====== RECORDS SHOWN ======

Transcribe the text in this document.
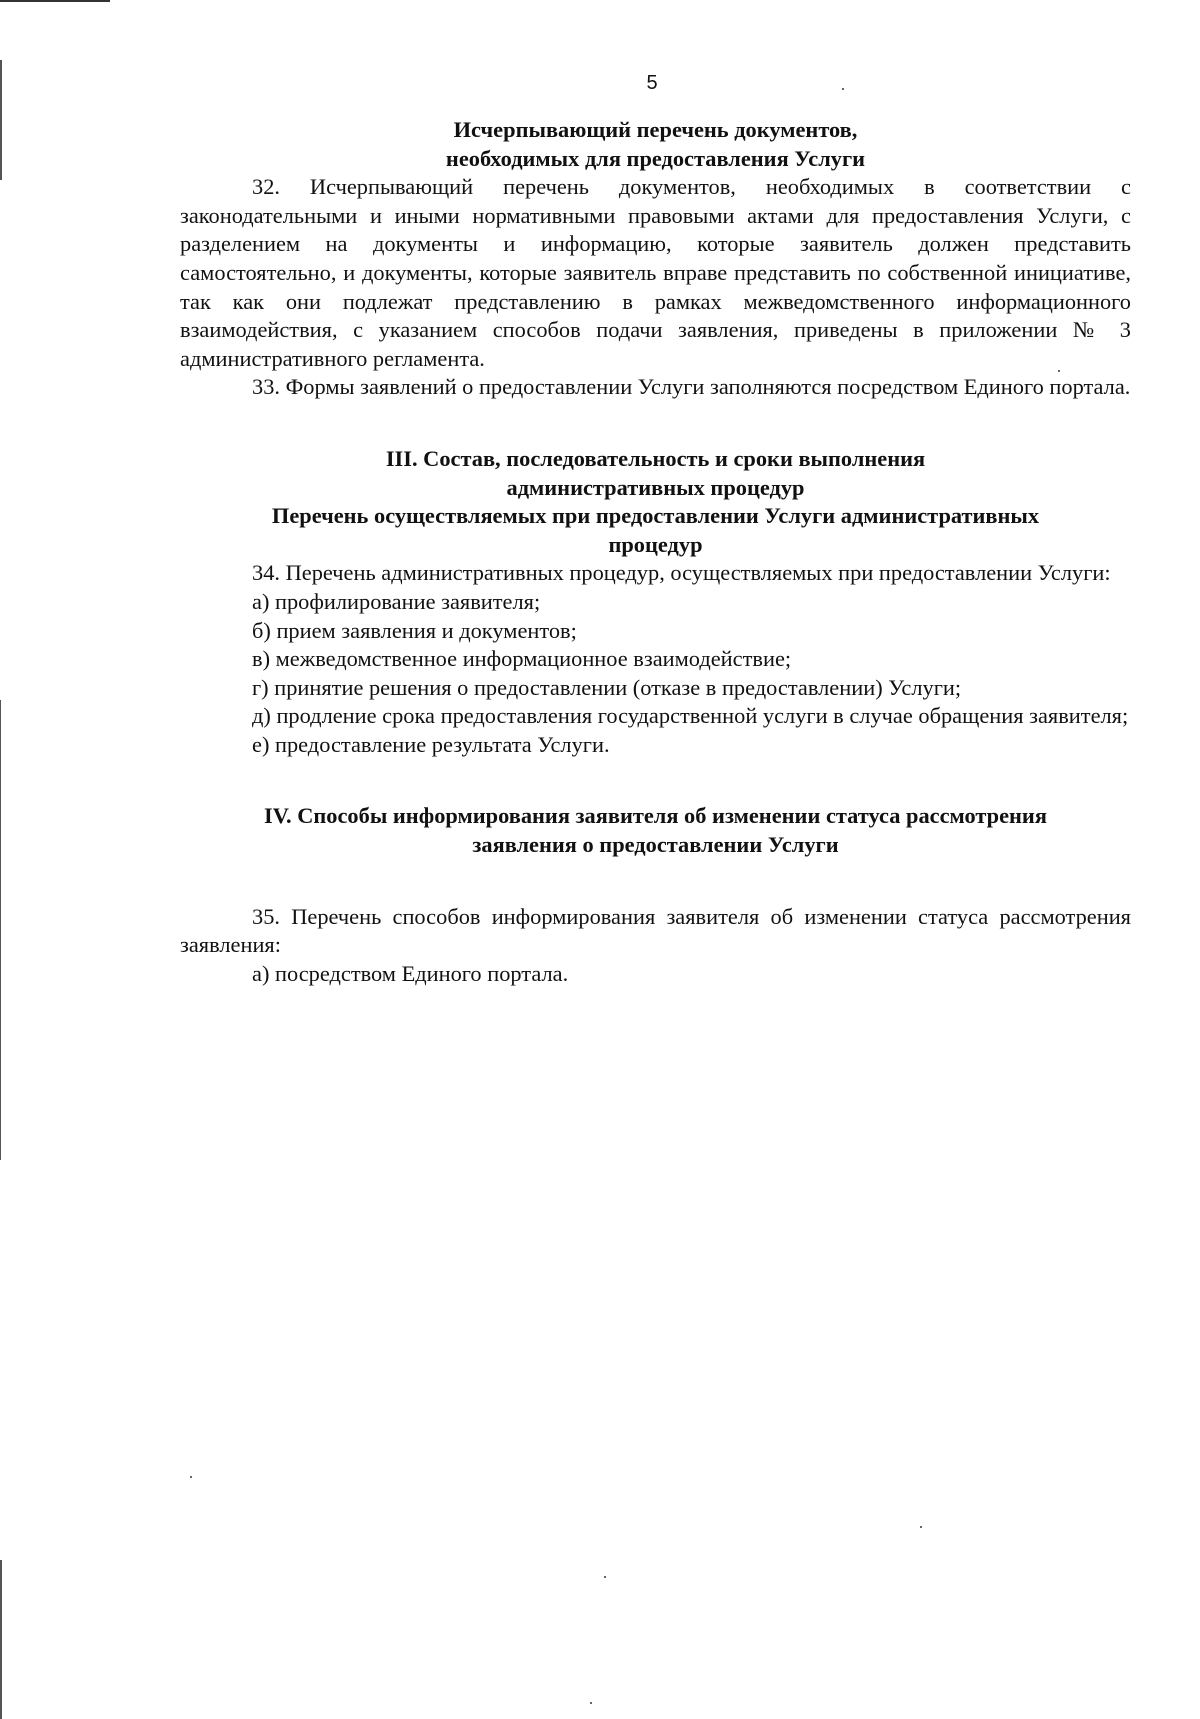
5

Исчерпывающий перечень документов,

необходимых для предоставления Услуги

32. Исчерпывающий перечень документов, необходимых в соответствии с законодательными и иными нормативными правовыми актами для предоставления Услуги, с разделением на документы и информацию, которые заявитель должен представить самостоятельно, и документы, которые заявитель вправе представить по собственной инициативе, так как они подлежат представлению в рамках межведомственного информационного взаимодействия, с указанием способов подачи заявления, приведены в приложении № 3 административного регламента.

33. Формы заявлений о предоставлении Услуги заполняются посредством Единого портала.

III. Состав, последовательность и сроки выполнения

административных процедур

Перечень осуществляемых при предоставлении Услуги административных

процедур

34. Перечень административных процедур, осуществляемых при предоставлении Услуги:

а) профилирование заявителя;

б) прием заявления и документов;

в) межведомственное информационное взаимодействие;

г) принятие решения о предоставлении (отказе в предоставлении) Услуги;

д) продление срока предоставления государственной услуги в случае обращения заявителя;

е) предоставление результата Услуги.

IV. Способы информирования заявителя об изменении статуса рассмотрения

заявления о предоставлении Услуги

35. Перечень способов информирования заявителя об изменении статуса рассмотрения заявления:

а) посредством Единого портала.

======
====== RECORDS SHOWN ======

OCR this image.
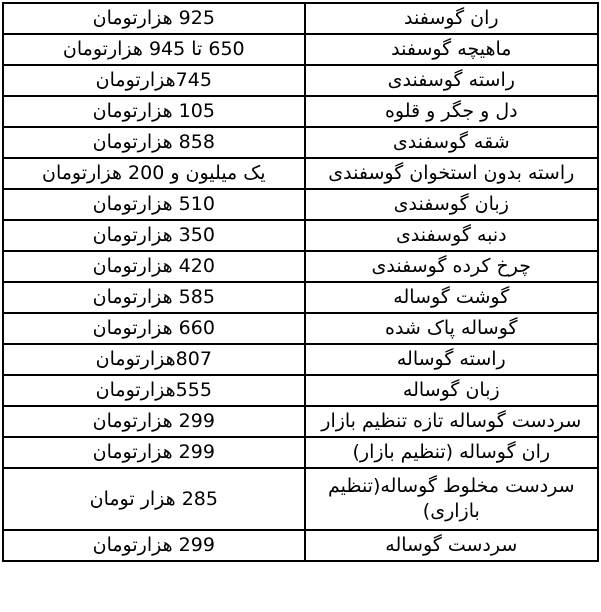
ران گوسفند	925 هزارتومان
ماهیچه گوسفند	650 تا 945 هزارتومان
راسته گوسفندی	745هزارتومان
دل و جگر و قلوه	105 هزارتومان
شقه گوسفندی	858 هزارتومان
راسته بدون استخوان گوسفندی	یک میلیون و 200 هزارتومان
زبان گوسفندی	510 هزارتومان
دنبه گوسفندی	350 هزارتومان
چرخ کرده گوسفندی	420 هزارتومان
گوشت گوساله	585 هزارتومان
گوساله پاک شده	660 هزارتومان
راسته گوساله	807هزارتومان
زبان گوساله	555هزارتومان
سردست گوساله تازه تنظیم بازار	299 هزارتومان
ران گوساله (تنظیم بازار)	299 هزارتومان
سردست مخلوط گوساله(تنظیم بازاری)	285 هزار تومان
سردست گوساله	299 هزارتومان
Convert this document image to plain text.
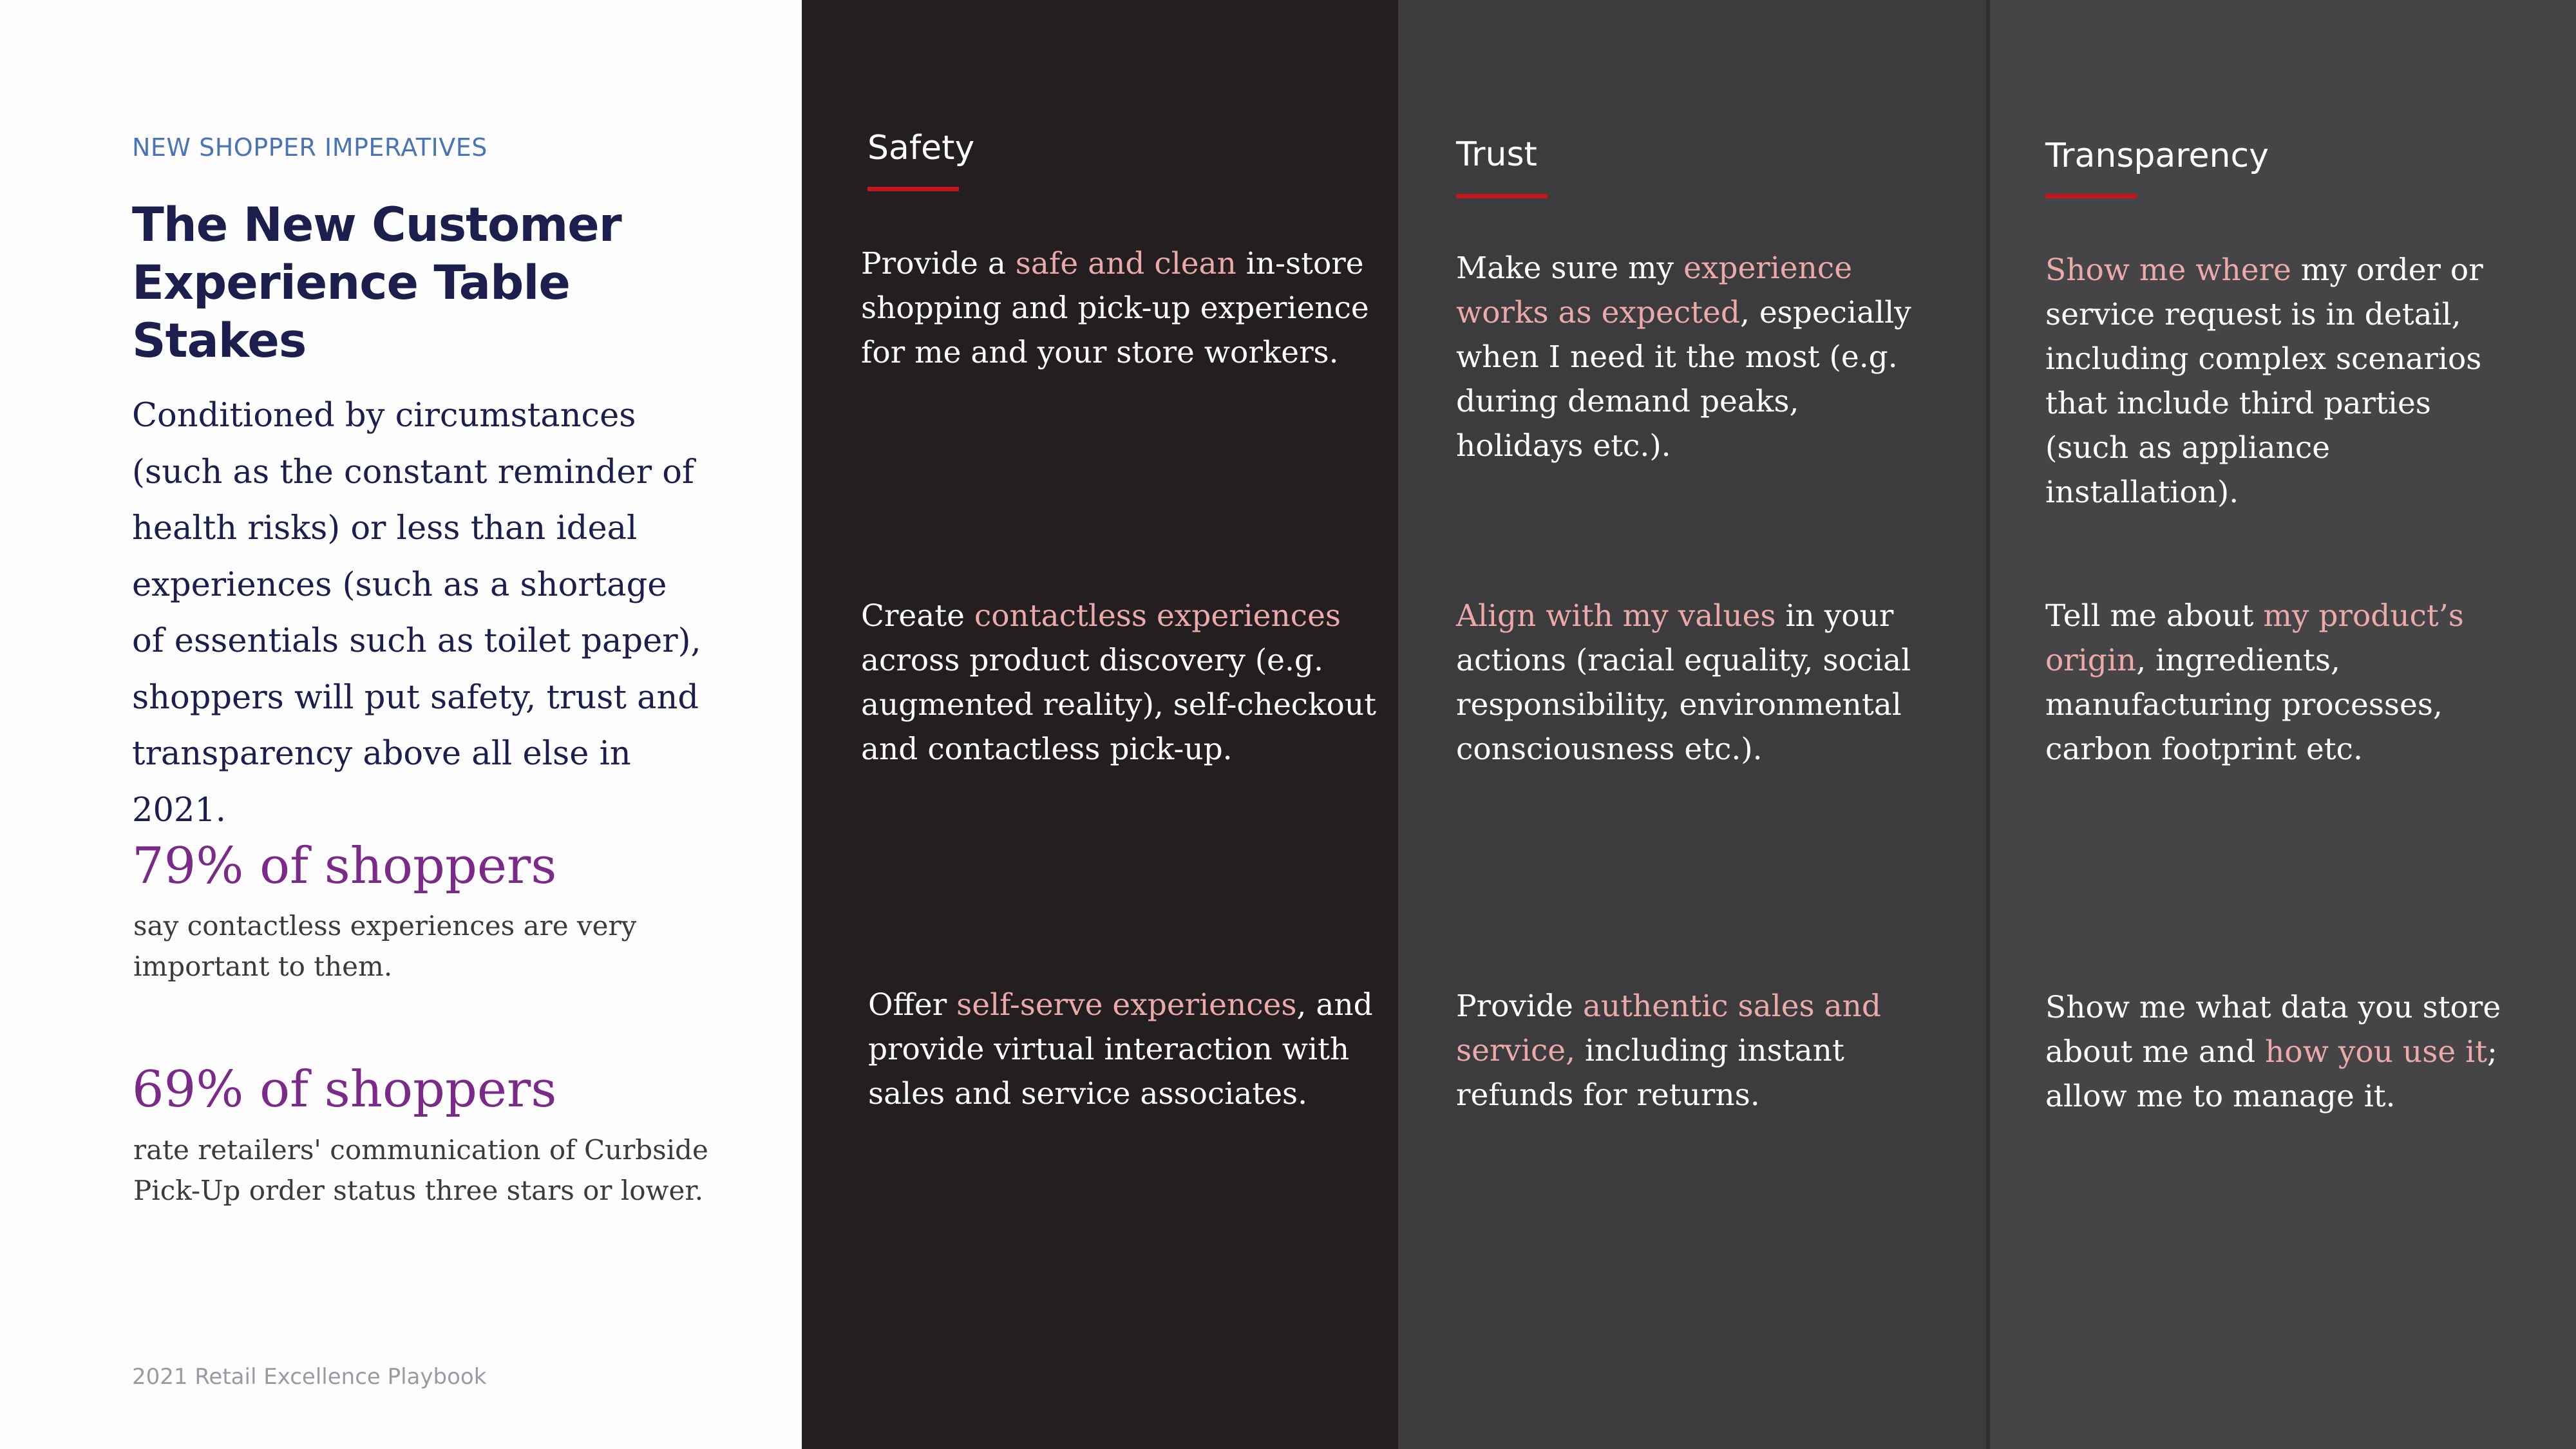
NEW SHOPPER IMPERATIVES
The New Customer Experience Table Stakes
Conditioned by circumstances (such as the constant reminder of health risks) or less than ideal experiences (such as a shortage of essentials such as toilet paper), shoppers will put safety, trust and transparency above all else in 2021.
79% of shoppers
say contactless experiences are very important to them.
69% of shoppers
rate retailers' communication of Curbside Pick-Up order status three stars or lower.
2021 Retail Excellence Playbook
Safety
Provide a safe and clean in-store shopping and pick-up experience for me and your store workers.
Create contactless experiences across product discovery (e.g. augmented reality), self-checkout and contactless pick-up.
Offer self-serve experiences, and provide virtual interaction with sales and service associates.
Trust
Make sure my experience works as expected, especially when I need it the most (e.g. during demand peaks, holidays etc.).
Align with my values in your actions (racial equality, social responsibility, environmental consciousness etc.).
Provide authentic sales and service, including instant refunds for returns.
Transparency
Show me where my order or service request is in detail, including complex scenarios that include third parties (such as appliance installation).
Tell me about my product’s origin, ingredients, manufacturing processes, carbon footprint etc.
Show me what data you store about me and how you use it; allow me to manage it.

======

Show each line of the data that contains the string "осуществляемых".

**FINISHED ANSWER**
Перечень осуществляемых при предоставлении Услуги административных
34. Перечень административных процедур, осуществляемых при предоставлении Услуги:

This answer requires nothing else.